Word for word, set down the records and skip each picture.

(Records that describe figures)
________
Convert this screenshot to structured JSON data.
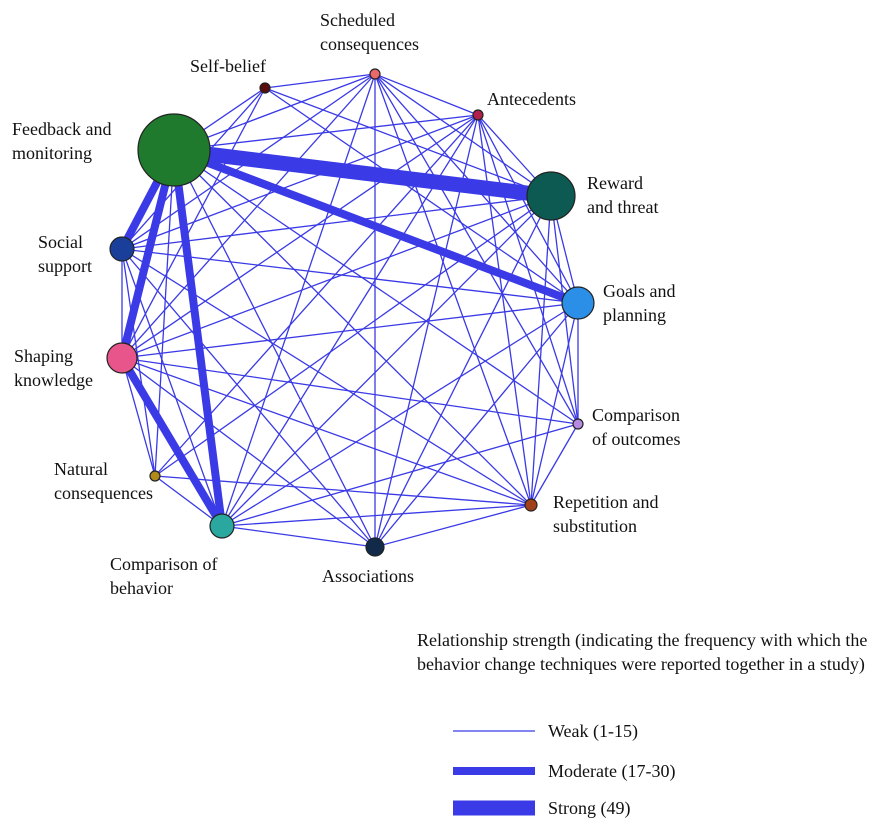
{
  "colors": {
    "edge": "#3a3ae6"
  },
  "nodes": [
    {
      "id": "feedback",
      "label": [
        "Feedback and",
        "monitoring"
      ],
      "color": "#1f7a2e",
      "icon": "green-circle"
    },
    {
      "id": "selfbelief",
      "label": [
        "Self-belief"
      ],
      "color": "#5a0d0d",
      "icon": "dark-red-circle"
    },
    {
      "id": "scheduled",
      "label": [
        "Scheduled",
        "consequences"
      ],
      "color": "#e86a6a",
      "icon": "salmon-circle"
    },
    {
      "id": "antecedents",
      "label": [
        "Antecedents"
      ],
      "color": "#b0204a",
      "icon": "crimson-circle"
    },
    {
      "id": "reward",
      "label": [
        "Reward",
        "and threat"
      ],
      "color": "#0d5a52",
      "icon": "dark-teal-circle"
    },
    {
      "id": "goals",
      "label": [
        "Goals and",
        "planning"
      ],
      "color": "#2b8fe8",
      "icon": "sky-blue-circle"
    },
    {
      "id": "compout",
      "label": [
        "Comparison",
        "of outcomes"
      ],
      "color": "#b58ae0",
      "icon": "lavender-circle"
    },
    {
      "id": "repetition",
      "label": [
        "Repetition and",
        "substitution"
      ],
      "color": "#a0401a",
      "icon": "rust-circle"
    },
    {
      "id": "associations",
      "label": [
        "Associations"
      ],
      "color": "#122a4a",
      "icon": "navy-circle"
    },
    {
      "id": "compbeh",
      "label": [
        "Comparison of",
        "behavior"
      ],
      "color": "#2aa8a0",
      "icon": "teal-circle"
    },
    {
      "id": "natural",
      "label": [
        "Natural",
        "consequences"
      ],
      "color": "#b08a1a",
      "icon": "ochre-circle"
    },
    {
      "id": "shaping",
      "label": [
        "Shaping",
        "knowledge"
      ],
      "color": "#e8558a",
      "icon": "pink-circle"
    },
    {
      "id": "social",
      "label": [
        "Social",
        "support"
      ],
      "color": "#1a3f9a",
      "icon": "blue-circle"
    }
  ],
  "edges": [
    [
      "feedback",
      "reward",
      "strong"
    ],
    [
      "feedback",
      "goals",
      "moderate"
    ],
    [
      "feedback",
      "shaping",
      "moderate"
    ],
    [
      "feedback",
      "compbeh",
      "moderate"
    ],
    [
      "feedback",
      "social",
      "moderate"
    ],
    [
      "shaping",
      "compbeh",
      "moderate"
    ],
    [
      "feedback",
      "selfbelief",
      "weak"
    ],
    [
      "feedback",
      "scheduled",
      "weak"
    ],
    [
      "feedback",
      "antecedents",
      "weak"
    ],
    [
      "feedback",
      "compout",
      "weak"
    ],
    [
      "feedback",
      "repetition",
      "weak"
    ],
    [
      "feedback",
      "associations",
      "weak"
    ],
    [
      "feedback",
      "natural",
      "weak"
    ],
    [
      "selfbelief",
      "scheduled",
      "weak"
    ],
    [
      "selfbelief",
      "reward",
      "weak"
    ],
    [
      "selfbelief",
      "goals",
      "weak"
    ],
    [
      "selfbelief",
      "social",
      "weak"
    ],
    [
      "selfbelief",
      "shaping",
      "weak"
    ],
    [
      "scheduled",
      "antecedents",
      "weak"
    ],
    [
      "scheduled",
      "reward",
      "weak"
    ],
    [
      "scheduled",
      "goals",
      "weak"
    ],
    [
      "scheduled",
      "repetition",
      "weak"
    ],
    [
      "scheduled",
      "associations",
      "weak"
    ],
    [
      "scheduled",
      "compbeh",
      "weak"
    ],
    [
      "scheduled",
      "shaping",
      "weak"
    ],
    [
      "scheduled",
      "social",
      "weak"
    ],
    [
      "scheduled",
      "compout",
      "weak"
    ],
    [
      "antecedents",
      "reward",
      "weak"
    ],
    [
      "antecedents",
      "goals",
      "weak"
    ],
    [
      "antecedents",
      "compout",
      "weak"
    ],
    [
      "antecedents",
      "repetition",
      "weak"
    ],
    [
      "antecedents",
      "associations",
      "weak"
    ],
    [
      "antecedents",
      "compbeh",
      "weak"
    ],
    [
      "antecedents",
      "natural",
      "weak"
    ],
    [
      "antecedents",
      "shaping",
      "weak"
    ],
    [
      "antecedents",
      "social",
      "weak"
    ],
    [
      "reward",
      "goals",
      "weak"
    ],
    [
      "reward",
      "compout",
      "weak"
    ],
    [
      "reward",
      "repetition",
      "weak"
    ],
    [
      "reward",
      "associations",
      "weak"
    ],
    [
      "reward",
      "compbeh",
      "weak"
    ],
    [
      "reward",
      "natural",
      "weak"
    ],
    [
      "reward",
      "shaping",
      "weak"
    ],
    [
      "reward",
      "social",
      "weak"
    ],
    [
      "goals",
      "compout",
      "weak"
    ],
    [
      "goals",
      "repetition",
      "weak"
    ],
    [
      "goals",
      "associations",
      "weak"
    ],
    [
      "goals",
      "compbeh",
      "weak"
    ],
    [
      "goals",
      "shaping",
      "weak"
    ],
    [
      "goals",
      "social",
      "weak"
    ],
    [
      "compout",
      "repetition",
      "weak"
    ],
    [
      "compout",
      "compbeh",
      "weak"
    ],
    [
      "compout",
      "shaping",
      "weak"
    ],
    [
      "repetition",
      "associations",
      "weak"
    ],
    [
      "repetition",
      "compbeh",
      "weak"
    ],
    [
      "repetition",
      "shaping",
      "weak"
    ],
    [
      "repetition",
      "social",
      "weak"
    ],
    [
      "repetition",
      "natural",
      "weak"
    ],
    [
      "associations",
      "compbeh",
      "weak"
    ],
    [
      "associations",
      "shaping",
      "weak"
    ],
    [
      "associations",
      "social",
      "weak"
    ],
    [
      "compbeh",
      "natural",
      "weak"
    ],
    [
      "compbeh",
      "social",
      "weak"
    ],
    [
      "natural",
      "shaping",
      "weak"
    ],
    [
      "natural",
      "social",
      "weak"
    ],
    [
      "shaping",
      "social",
      "weak"
    ]
  ],
  "legend": {
    "title": "Relationship strength (indicating the frequency with which the behavior change techniques were reported together in a study)",
    "items": [
      {
        "key": "weak",
        "label": "Weak (1-15)"
      },
      {
        "key": "moderate",
        "label": "Moderate (17-30)"
      },
      {
        "key": "strong",
        "label": "Strong (49)"
      }
    ]
  }
}
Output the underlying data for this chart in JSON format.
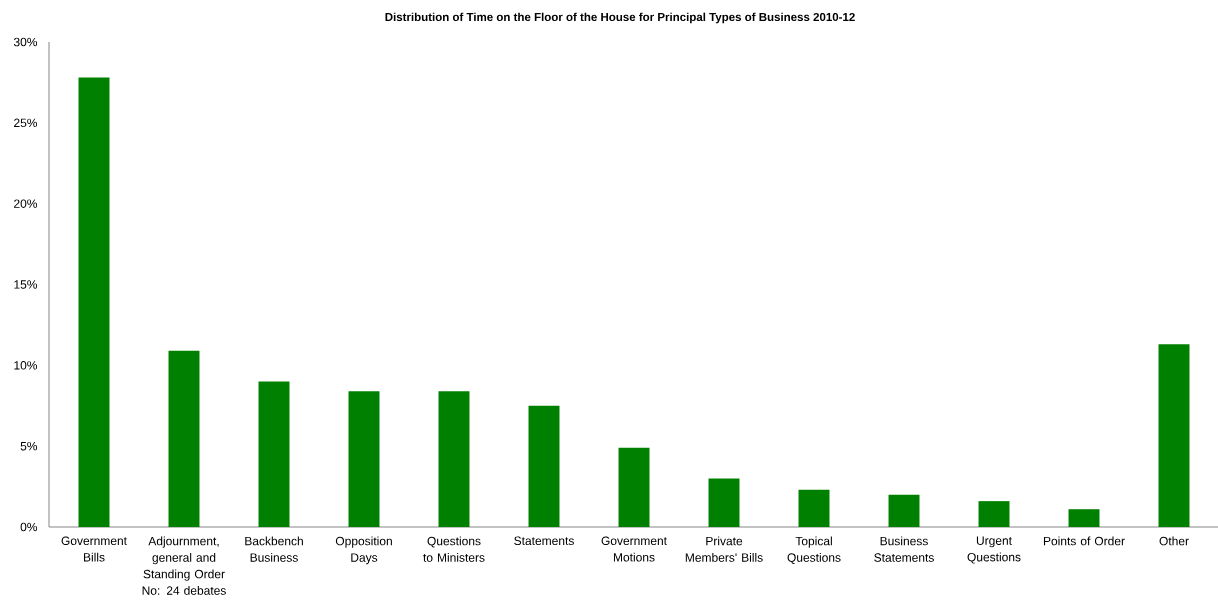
{
  "chart_data": {
    "type": "bar",
    "title": "Distribution of Time on the Floor of the House for Principal Types of Business 2010-12",
    "categories": [
      "Government Bills",
      "Adjournment, general and Standing Order No: 24 debates",
      "Backbench Business",
      "Opposition Days",
      "Questions to Ministers",
      "Statements",
      "Government Motions",
      "Private Members' Bills",
      "Topical Questions",
      "Business Statements",
      "Urgent Questions",
      "Points of Order",
      "Other"
    ],
    "values": [
      27.8,
      10.9,
      9.0,
      8.4,
      8.4,
      7.5,
      4.9,
      3.0,
      2.3,
      2.0,
      1.6,
      1.1,
      11.3
    ],
    "color": "#008000",
    "ylim": [
      0,
      30
    ],
    "yticks": [
      {
        "value": 0,
        "label": "0%"
      },
      {
        "value": 5,
        "label": "5%"
      },
      {
        "value": 10,
        "label": "10%"
      },
      {
        "value": 15,
        "label": "15%"
      },
      {
        "value": 20,
        "label": "20%"
      },
      {
        "value": 25,
        "label": "25%"
      },
      {
        "value": 30,
        "label": "30%"
      }
    ]
  }
}
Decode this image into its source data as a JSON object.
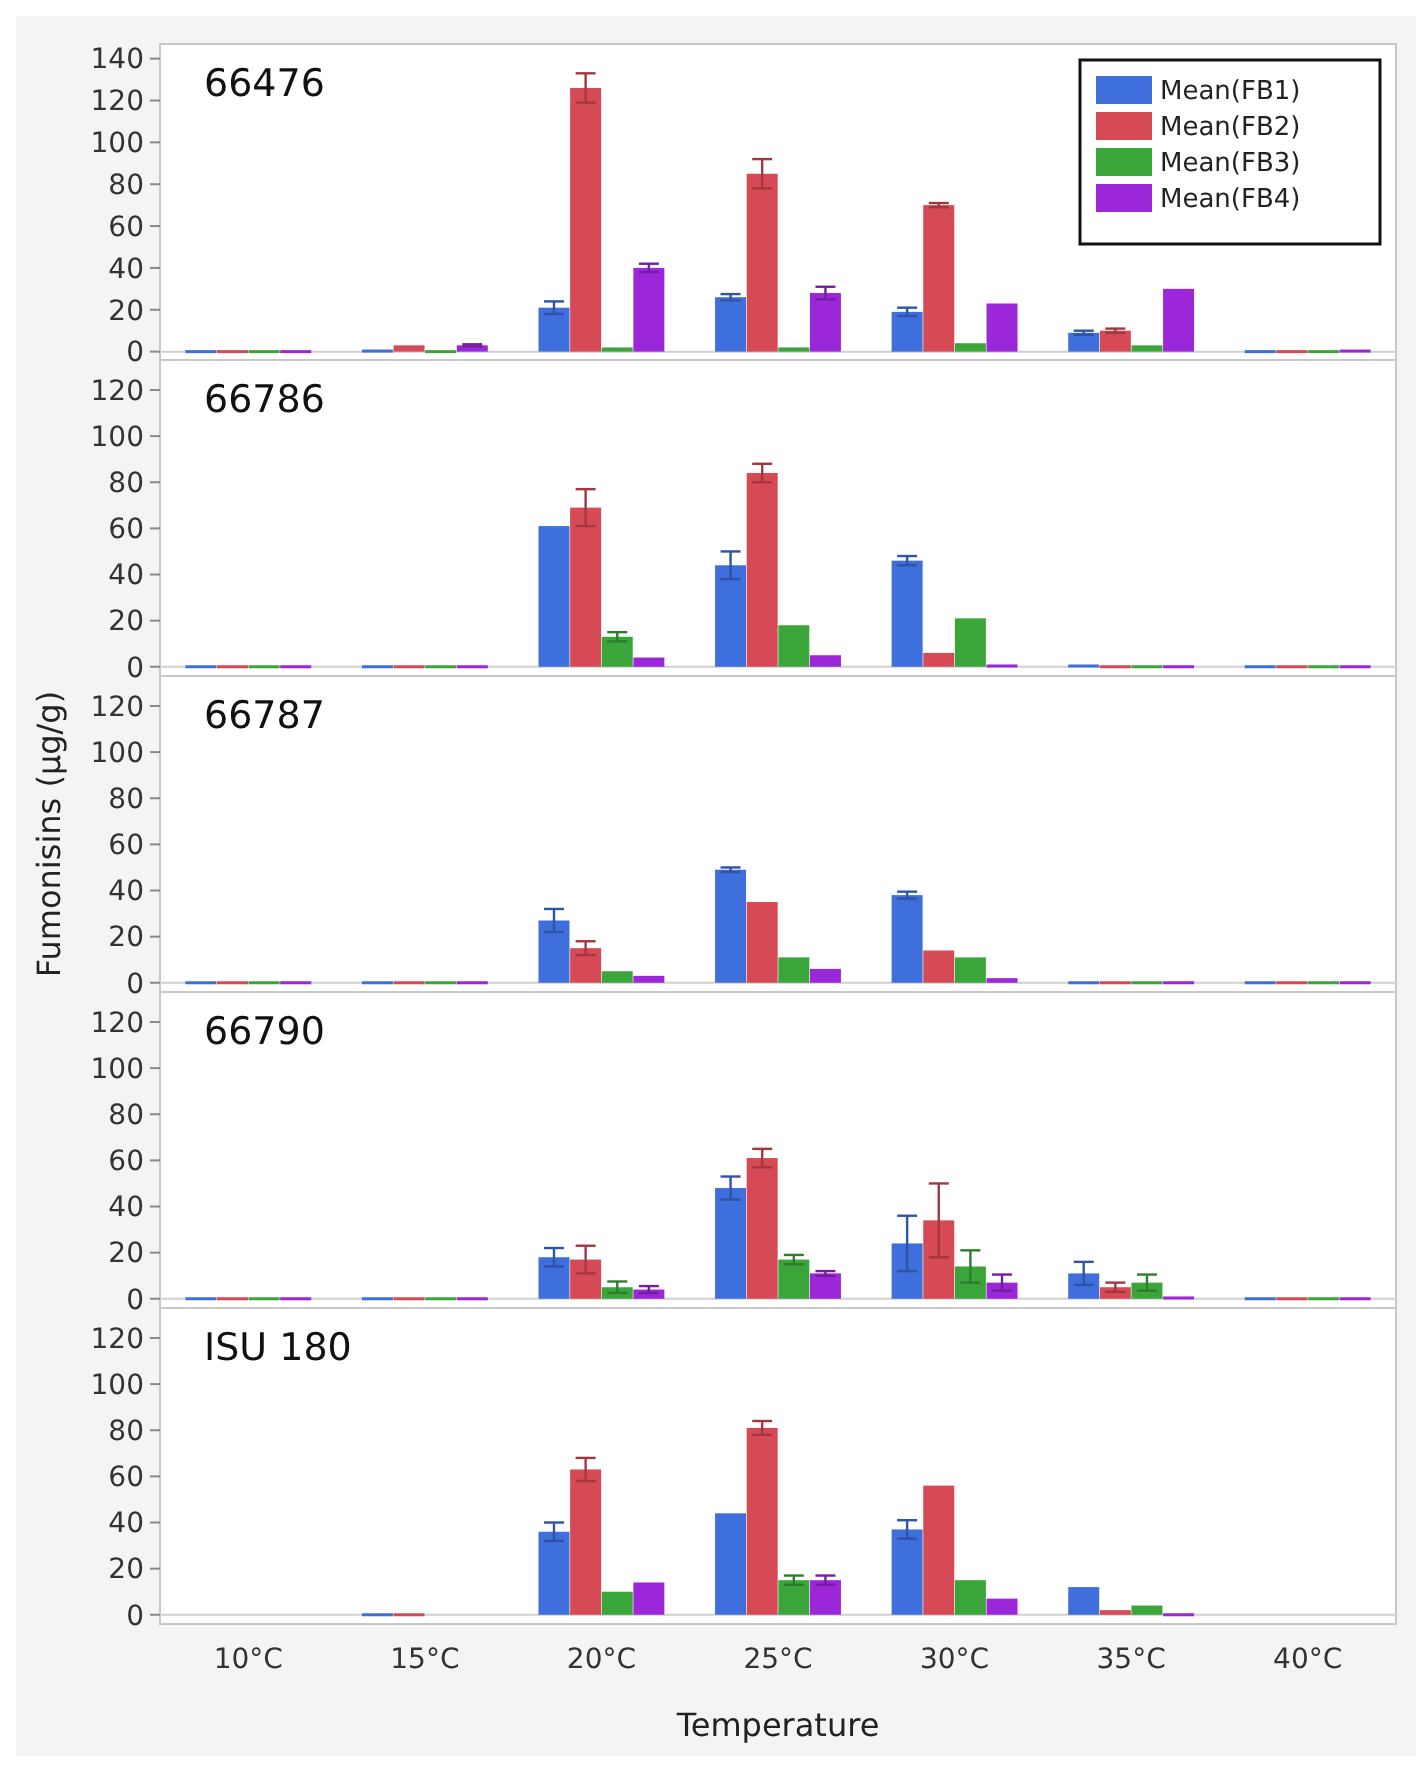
________
ANSWER TO THE EXERCISE:
Convert this screenshot to structured JSON data.
{
  "colors": {
    "edge": "#3a3ae6"
  },
  "nodes": [
    {
      "id": "feedback",
      "label": [
        "Feedback and",
        "monitoring"
      ],
      "color": "#1f7a2e",
      "icon": "green-circle"
    },
    {
      "id": "selfbelief",
      "label": [
        "Self-belief"
      ],
      "color": "#5a0d0d",
      "icon": "dark-red-circle"
    },
    {
      "id": "scheduled",
      "label": [
        "Scheduled",
        "consequences"
      ],
      "color": "#e86a6a",
      "icon": "salmon-circle"
    },
    {
      "id": "antecedents",
      "label": [
        "Antecedents"
      ],
      "color": "#b0204a",
      "icon": "crimson-circle"
    },
    {
      "id": "reward",
      "label": [
        "Reward",
        "and threat"
      ],
      "color": "#0d5a52",
      "icon": "dark-teal-circle"
    },
    {
      "id": "goals",
      "label": [
        "Goals and",
        "planning"
      ],
      "color": "#2b8fe8",
      "icon": "sky-blue-circle"
    },
    {
      "id": "compout",
      "label": [
        "Comparison",
        "of outcomes"
      ],
      "color": "#b58ae0",
      "icon": "lavender-circle"
    },
    {
      "id": "repetition",
      "label": [
        "Repetition and",
        "substitution"
      ],
      "color": "#a0401a",
      "icon": "rust-circle"
    },
    {
      "id": "associations",
      "label": [
        "Associations"
      ],
      "color": "#122a4a",
      "icon": "navy-circle"
    },
    {
      "id": "compbeh",
      "label": [
        "Comparison of",
        "behavior"
      ],
      "color": "#2aa8a0",
      "icon": "teal-circle"
    },
    {
      "id": "natural",
      "label": [
        "Natural",
        "consequences"
      ],
      "color": "#b08a1a",
      "icon": "ochre-circle"
    },
    {
      "id": "shaping",
      "label": [
        "Shaping",
        "knowledge"
      ],
      "color": "#e8558a",
      "icon": "pink-circle"
    },
    {
      "id": "social",
      "label": [
        "Social",
        "support"
      ],
      "color": "#1a3f9a",
      "icon": "blue-circle"
    }
  ],
  "edges": [
    [
      "feedback",
      "reward",
      "strong"
    ],
    [
      "feedback",
      "goals",
      "moderate"
    ],
    [
      "feedback",
      "shaping",
      "moderate"
    ],
    [
      "feedback",
      "compbeh",
      "moderate"
    ],
    [
      "feedback",
      "social",
      "moderate"
    ],
    [
      "shaping",
      "compbeh",
      "moderate"
    ],
    [
      "feedback",
      "selfbelief",
      "weak"
    ],
    [
      "feedback",
      "scheduled",
      "weak"
    ],
    [
      "feedback",
      "antecedents",
      "weak"
    ],
    [
      "feedback",
      "compout",
      "weak"
    ],
    [
      "feedback",
      "repetition",
      "weak"
    ],
    [
      "feedback",
      "associations",
      "weak"
    ],
    [
      "feedback",
      "natural",
      "weak"
    ],
    [
      "selfbelief",
      "scheduled",
      "weak"
    ],
    [
      "selfbelief",
      "reward",
      "weak"
    ],
    [
      "selfbelief",
      "goals",
      "weak"
    ],
    [
      "selfbelief",
      "social",
      "weak"
    ],
    [
      "selfbelief",
      "shaping",
      "weak"
    ],
    [
      "scheduled",
      "antecedents",
      "weak"
    ],
    [
      "scheduled",
      "reward",
      "weak"
    ],
    [
      "scheduled",
      "goals",
      "weak"
    ],
    [
      "scheduled",
      "repetition",
      "weak"
    ],
    [
      "scheduled",
      "associations",
      "weak"
    ],
    [
      "scheduled",
      "compbeh",
      "weak"
    ],
    [
      "scheduled",
      "shaping",
      "weak"
    ],
    [
      "scheduled",
      "social",
      "weak"
    ],
    [
      "scheduled",
      "compout",
      "weak"
    ],
    [
      "antecedents",
      "reward",
      "weak"
    ],
    [
      "antecedents",
      "goals",
      "weak"
    ],
    [
      "antecedents",
      "compout",
      "weak"
    ],
    [
      "antecedents",
      "repetition",
      "weak"
    ],
    [
      "antecedents",
      "associations",
      "weak"
    ],
    [
      "antecedents",
      "compbeh",
      "weak"
    ],
    [
      "antecedents",
      "natural",
      "weak"
    ],
    [
      "antecedents",
      "shaping",
      "weak"
    ],
    [
      "antecedents",
      "social",
      "weak"
    ],
    [
      "reward",
      "goals",
      "weak"
    ],
    [
      "reward",
      "compout",
      "weak"
    ],
    [
      "reward",
      "repetition",
      "weak"
    ],
    [
      "reward",
      "associations",
      "weak"
    ],
    [
      "reward",
      "compbeh",
      "weak"
    ],
    [
      "reward",
      "natural",
      "weak"
    ],
    [
      "reward",
      "shaping",
      "weak"
    ],
    [
      "reward",
      "social",
      "weak"
    ],
    [
      "goals",
      "compout",
      "weak"
    ],
    [
      "goals",
      "repetition",
      "weak"
    ],
    [
      "goals",
      "associations",
      "weak"
    ],
    [
      "goals",
      "compbeh",
      "weak"
    ],
    [
      "goals",
      "shaping",
      "weak"
    ],
    [
      "goals",
      "social",
      "weak"
    ],
    [
      "compout",
      "repetition",
      "weak"
    ],
    [
      "compout",
      "compbeh",
      "weak"
    ],
    [
      "compout",
      "shaping",
      "weak"
    ],
    [
      "repetition",
      "associations",
      "weak"
    ],
    [
      "repetition",
      "compbeh",
      "weak"
    ],
    [
      "repetition",
      "shaping",
      "weak"
    ],
    [
      "repetition",
      "social",
      "weak"
    ],
    [
      "repetition",
      "natural",
      "weak"
    ],
    [
      "associations",
      "compbeh",
      "weak"
    ],
    [
      "associations",
      "shaping",
      "weak"
    ],
    [
      "associations",
      "social",
      "weak"
    ],
    [
      "compbeh",
      "natural",
      "weak"
    ],
    [
      "compbeh",
      "social",
      "weak"
    ],
    [
      "natural",
      "shaping",
      "weak"
    ],
    [
      "natural",
      "social",
      "weak"
    ],
    [
      "shaping",
      "social",
      "weak"
    ]
  ],
  "legend": {
    "title": "Relationship strength (indicating the frequency with which the behavior change techniques were reported together in a study)",
    "items": [
      {
        "key": "weak",
        "label": "Weak (1-15)"
      },
      {
        "key": "moderate",
        "label": "Moderate (17-30)"
      },
      {
        "key": "strong",
        "label": "Strong (49)"
      }
    ]
  }
}
Output the underlying data for this chart in JSON format.
{
  "chart_data": {
    "type": "bar",
    "title": "Distribution of Time on the Floor of the House for Principal Types of Business 2010-12",
    "categories": [
      "Government Bills",
      "Adjournment, general and Standing Order No: 24 debates",
      "Backbench Business",
      "Opposition Days",
      "Questions to Ministers",
      "Statements",
      "Government Motions",
      "Private Members' Bills",
      "Topical Questions",
      "Business Statements",
      "Urgent Questions",
      "Points of Order",
      "Other"
    ],
    "values": [
      27.8,
      10.9,
      9.0,
      8.4,
      8.4,
      7.5,
      4.9,
      3.0,
      2.3,
      2.0,
      1.6,
      1.1,
      11.3
    ],
    "color": "#008000",
    "ylim": [
      0,
      30
    ],
    "yticks": [
      {
        "value": 0,
        "label": "0%"
      },
      {
        "value": 5,
        "label": "5%"
      },
      {
        "value": 10,
        "label": "10%"
      },
      {
        "value": 15,
        "label": "15%"
      },
      {
        "value": 20,
        "label": "20%"
      },
      {
        "value": 25,
        "label": "25%"
      },
      {
        "value": 30,
        "label": "30%"
      }
    ]
  }
}
Decode this image into its source data as a JSON object.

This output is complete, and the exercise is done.